Turn every line of the records below into a numbered list, skipping blank lines and leaving out the pictures.

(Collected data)
----
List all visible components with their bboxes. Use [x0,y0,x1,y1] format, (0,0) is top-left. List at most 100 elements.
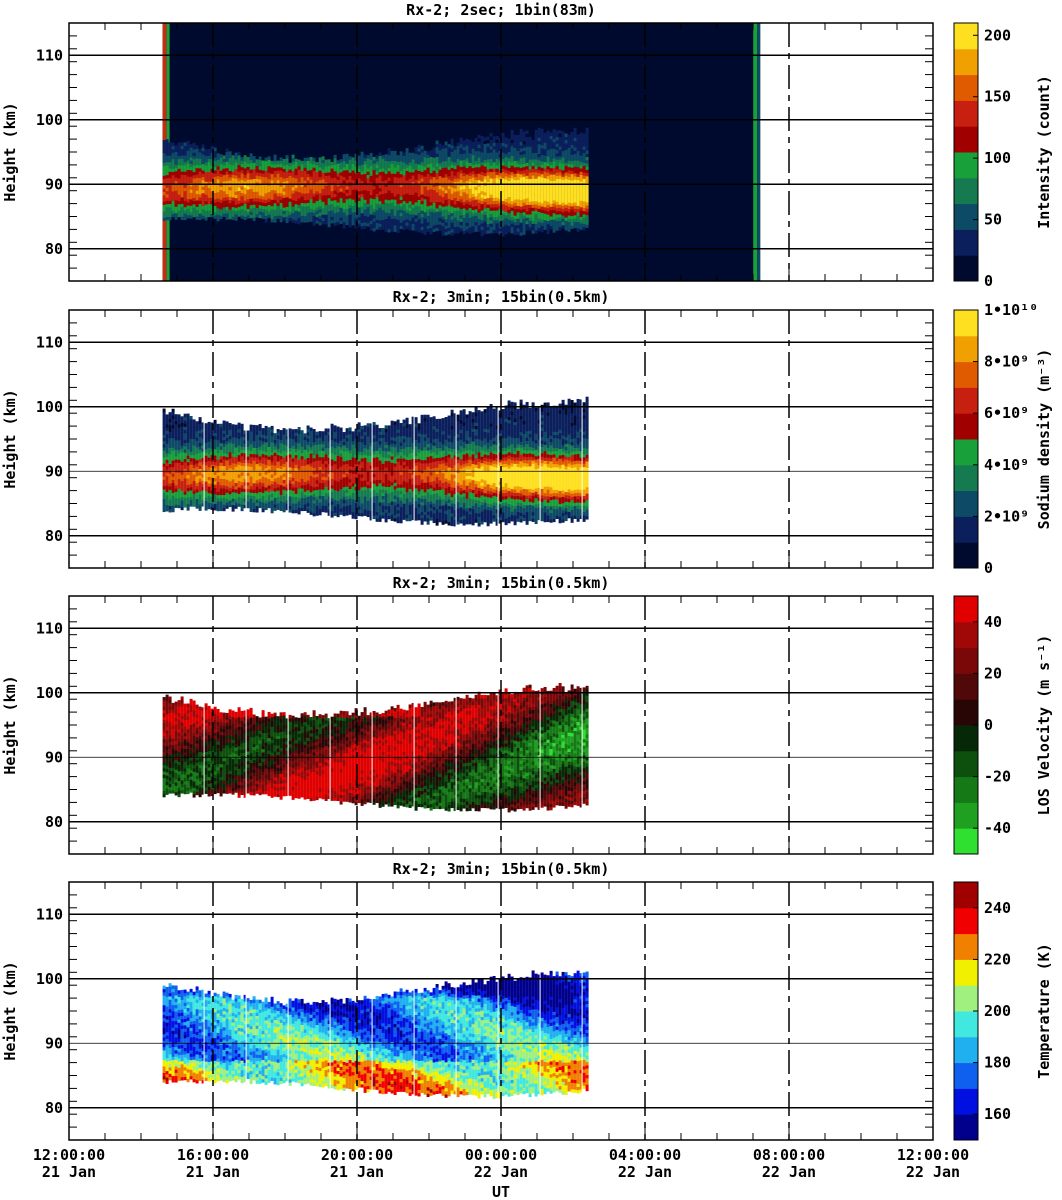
heatmap-cell [399,222,403,226]
heatmap-cell [561,150,565,155]
heatmap-cell [195,177,199,182]
heatmap-cell [405,215,409,220]
heatmap-cell [291,174,295,178]
heatmap-cell [288,428,292,432]
heatmap-cell [210,210,214,215]
heatmap-cell [285,216,289,220]
heatmap-cell [300,209,304,213]
heatmap-cell [165,184,169,188]
heatmap-cell [360,209,364,214]
heatmap-cell [420,229,424,234]
heatmap-cell [411,188,415,192]
heatmap-cell [282,486,286,490]
heatmap-cell [396,200,400,204]
heatmap-cell [261,170,265,174]
heatmap-cell [567,189,571,193]
heatmap-cell [210,200,214,205]
heatmap-cell [192,142,196,147]
heatmap-cell [531,178,535,183]
heatmap-cell [342,167,346,171]
heatmap-cell [204,426,208,430]
heatmap-cell [252,479,256,484]
heatmap-cell [402,175,406,179]
heatmap-cell [393,212,397,216]
heatmap-cell [423,173,427,177]
heatmap-cell [507,174,511,178]
heatmap-cell [447,227,451,232]
heatmap-cell [357,181,361,185]
data-gap [203,310,206,568]
heatmap-cell [534,136,538,141]
heatmap-cell [573,189,577,193]
heatmap-cell [216,439,220,444]
heatmap-cell [252,188,256,192]
heatmap-cell [300,164,304,168]
heatmap-cell [183,416,187,421]
heatmap-cell [162,447,166,451]
heatmap-cell [345,179,349,184]
heatmap-cell [207,187,211,192]
heatmap-cell [258,172,262,177]
heatmap-cell [447,166,451,170]
y-axis-label: Height (km) [1,102,19,201]
heatmap-cell [267,159,271,164]
heatmap-cell [264,176,268,181]
heatmap-cell [582,172,586,176]
heatmap-cell [183,168,187,172]
heatmap-cell [363,199,367,204]
heatmap-cell [579,194,583,198]
heatmap-cell [192,425,196,430]
heatmap-cell [204,436,208,440]
heatmap-cell [336,195,340,200]
heatmap-cell [486,226,490,231]
heatmap-cell [186,481,190,485]
heatmap-cell [189,160,193,164]
heatmap-cell [201,144,205,149]
heatmap-cell [555,224,559,228]
heatmap-cell [492,213,496,218]
heatmap-cell [510,187,514,192]
heatmap-cell [555,211,559,215]
heatmap-cell [273,481,277,486]
heatmap-cell [210,445,214,449]
heatmap-cell [333,180,337,185]
heatmap-cell [189,474,193,478]
heatmap-cell [333,158,337,162]
heatmap-cell [477,189,481,194]
heatmap-cell [198,452,202,457]
heatmap-cell [462,224,466,228]
heatmap-cell [300,218,304,223]
heatmap-cell [399,157,403,162]
heatmap-cell [228,464,232,469]
heatmap-cell [249,201,253,206]
heatmap-cell [168,492,172,497]
panel-title: Rx-2; 3min; 15bin(0.5km) [393,288,610,306]
heatmap-cell [432,202,436,207]
heatmap-cell [420,213,424,218]
heatmap-cell [552,171,556,175]
heatmap-cell [426,151,430,155]
heatmap-cell [195,145,199,149]
heatmap-cell [234,217,238,221]
heatmap-cell [516,144,520,148]
heatmap-cell [531,230,535,234]
heatmap-cell [549,167,553,172]
heatmap-cell [255,502,259,507]
heatmap-cell [291,199,295,204]
heatmap-cell [567,173,571,177]
heatmap-cell [411,172,415,176]
heatmap-cell [375,190,379,195]
heatmap-cell [501,168,505,173]
heatmap-cell [291,493,295,498]
heatmap-cell [297,497,301,502]
heatmap-cell [393,196,397,200]
heatmap-cell [501,174,505,179]
heatmap-cell [222,497,226,502]
colorbar-segment [954,152,978,179]
heatmap-cell [180,425,184,430]
heatmap-cell [309,156,313,161]
heatmap-cell [318,170,322,174]
heatmap-cell [297,201,301,206]
heatmap-cell [366,181,370,185]
heatmap-cell [516,176,520,181]
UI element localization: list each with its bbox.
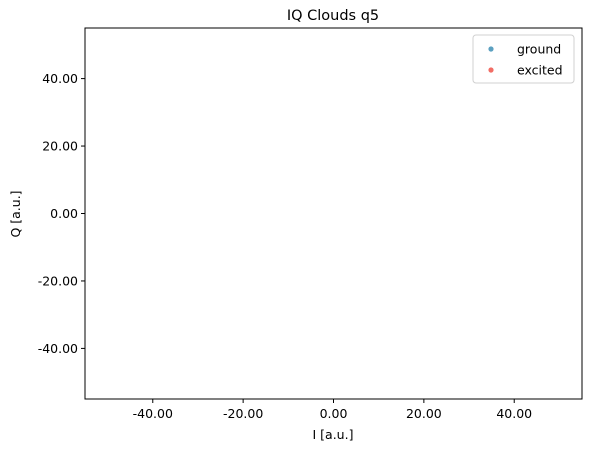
x-tick-label: 40.00 (496, 406, 532, 421)
plot-area (84, 27, 583, 400)
legend-marker-excited (488, 67, 494, 73)
legend-frame (472, 34, 575, 84)
y-tick-label: 20.00 (42, 139, 78, 154)
y-axis-label: Q [a.u.] (8, 190, 23, 237)
legend-marker-ground (488, 46, 494, 52)
chart-title: IQ Clouds q5 (287, 8, 379, 24)
x-tick-label: 0.00 (320, 406, 348, 421)
legend-label-ground: ground (517, 42, 561, 57)
x-tick-label: -40.00 (133, 406, 173, 421)
y-tick-label: -40.00 (38, 341, 78, 356)
y-tick-label: 0.00 (50, 206, 78, 221)
x-tick-label: -20.00 (223, 406, 263, 421)
x-axis-ticks: -40.00 -20.00 0.00 20.00 40.00 (133, 399, 532, 421)
y-axis-ticks: -40.00 -20.00 0.00 20.00 40.00 (38, 71, 85, 356)
legend: ground excited (472, 34, 575, 84)
y-tick-label: 40.00 (42, 71, 78, 86)
y-tick-label: -20.00 (38, 273, 78, 288)
legend-label-excited: excited (517, 63, 563, 78)
x-tick-label: 20.00 (406, 406, 442, 421)
x-axis-label: I [a.u.] (313, 427, 354, 442)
----
_Solution to this problem_:
1. List all visible components with their bboxes. Use [x0,y0,x1,y1] format, (0,0) is top-left. List at most 100 elements.
2. heatmap-cell [399,222,403,226]
3. heatmap-cell [561,150,565,155]
4. heatmap-cell [195,177,199,182]
5. heatmap-cell [405,215,409,220]
6. heatmap-cell [291,174,295,178]
7. heatmap-cell [288,428,292,432]
8. heatmap-cell [210,210,214,215]
9. heatmap-cell [285,216,289,220]
10. heatmap-cell [300,209,304,213]
11. heatmap-cell [165,184,169,188]
12. heatmap-cell [360,209,364,214]
13. heatmap-cell [420,229,424,234]
14. heatmap-cell [411,188,415,192]
15. heatmap-cell [282,486,286,490]
16. heatmap-cell [396,200,400,204]
17. heatmap-cell [261,170,265,174]
18. heatmap-cell [567,189,571,193]
19. heatmap-cell [210,200,214,205]
20. heatmap-cell [192,142,196,147]
21. heatmap-cell [531,178,535,183]
22. heatmap-cell [342,167,346,171]
23. heatmap-cell [204,426,208,430]
24. heatmap-cell [252,479,256,484]
25. heatmap-cell [402,175,406,179]
26. heatmap-cell [393,212,397,216]
27. heatmap-cell [423,173,427,177]
28. heatmap-cell [507,174,511,178]
29. heatmap-cell [447,227,451,232]
30. heatmap-cell [357,181,361,185]
31. data-gap [203,310,206,568]
32. heatmap-cell [534,136,538,141]
33. heatmap-cell [573,189,577,193]
34. heatmap-cell [216,439,220,444]
35. heatmap-cell [252,188,256,192]
36. heatmap-cell [300,164,304,168]
37. heatmap-cell [183,416,187,421]
38. heatmap-cell [162,447,166,451]
39. heatmap-cell [345,179,349,184]
40. heatmap-cell [207,187,211,192]
41. heatmap-cell [258,172,262,177]
42. heatmap-cell [447,166,451,170]
43. y-axis-label: Height (km) [1,102,19,201]
44. heatmap-cell [267,159,271,164]
45. heatmap-cell [264,176,268,181]
46. heatmap-cell [582,172,586,176]
47. heatmap-cell [183,168,187,172]
48. heatmap-cell [363,199,367,204]
49. heatmap-cell [579,194,583,198]
50. heatmap-cell [192,425,196,430]
51. heatmap-cell [204,436,208,440]
52. heatmap-cell [336,195,340,200]
53. heatmap-cell [486,226,490,231]
54. heatmap-cell [186,481,190,485]
55. heatmap-cell [189,160,193,164]
56. heatmap-cell [201,144,205,149]
57. heatmap-cell [555,224,559,228]
58. heatmap-cell [492,213,496,218]
59. heatmap-cell [510,187,514,192]
60. heatmap-cell [555,211,559,215]
61. heatmap-cell [273,481,277,486]
62. heatmap-cell [210,445,214,449]
63. heatmap-cell [333,180,337,185]
64. heatmap-cell [189,474,193,478]
65. heatmap-cell [333,158,337,162]
66. heatmap-cell [477,189,481,194]
67. heatmap-cell [198,452,202,457]
68. heatmap-cell [462,224,466,228]
69. heatmap-cell [300,218,304,223]
70. heatmap-cell [399,157,403,162]
71. heatmap-cell [228,464,232,469]
72. heatmap-cell [249,201,253,206]
73. heatmap-cell [168,492,172,497]
74. panel-title: Rx-2; 3min; 15bin(0.5km) [393,288,610,306]
75. heatmap-cell [432,202,436,207]
76. heatmap-cell [420,213,424,218]
77. heatmap-cell [552,171,556,175]
78. heatmap-cell [426,151,430,155]
79. heatmap-cell [195,145,199,149]
80. heatmap-cell [234,217,238,221]
81. heatmap-cell [516,144,520,148]
82. heatmap-cell [531,230,535,234]
83. heatmap-cell [549,167,553,172]
84. heatmap-cell [255,502,259,507]
85. heatmap-cell [291,199,295,204]
86. heatmap-cell [567,173,571,177]
87. heatmap-cell [411,172,415,176]
88. heatmap-cell [375,190,379,195]
89. heatmap-cell [501,168,505,173]
90. heatmap-cell [291,493,295,498]
91. heatmap-cell [297,497,301,502]
92. heatmap-cell [393,196,397,200]
93. heatmap-cell [501,174,505,179]
94. heatmap-cell [222,497,226,502]
95. colorbar-segment [954,152,978,179]
96. heatmap-cell [180,425,184,430]
97. heatmap-cell [309,156,313,161]
98. heatmap-cell [318,170,322,174]
99. heatmap-cell [297,201,301,206]
100. heatmap-cell [366,181,370,185]
101. heatmap-cell [516,176,520,181]
102. UI element localization: list each with its bbox.
103. x-tick-label: 40.00 (496, 406, 532, 421)
104. plot-area (84, 27, 583, 400)
105. legend-marker-excited (488, 67, 494, 73)
106. legend-frame (472, 34, 575, 84)
107. y-tick-label: 20.00 (42, 139, 78, 154)
108. y-axis-label: Q [a.u.] (8, 190, 23, 237)
109. legend-marker-ground (488, 46, 494, 52)
110. chart-title: IQ Clouds q5 (287, 8, 379, 24)
111. x-tick-label: 0.00 (320, 406, 348, 421)
112. legend-label-ground: ground (517, 42, 561, 57)
113. x-tick-label: -40.00 (133, 406, 173, 421)
114. y-tick-label: -40.00 (38, 341, 78, 356)
115. y-tick-label: 0.00 (50, 206, 78, 221)
116. x-tick-label: -20.00 (223, 406, 263, 421)
117. x-axis-ticks: -40.00 -20.00 0.00 20.00 40.00 (133, 399, 532, 421)
118. y-axis-ticks: -40.00 -20.00 0.00 20.00 40.00 (38, 71, 85, 356)
119. legend: ground excited (472, 34, 575, 84)
120. y-tick-label: 40.00 (42, 71, 78, 86)
121. y-tick-label: -20.00 (38, 273, 78, 288)
122. legend-label-excited: excited (517, 63, 563, 78)
123. x-tick-label: 20.00 (406, 406, 442, 421)
124. x-axis-label: I [a.u.] (313, 427, 354, 442)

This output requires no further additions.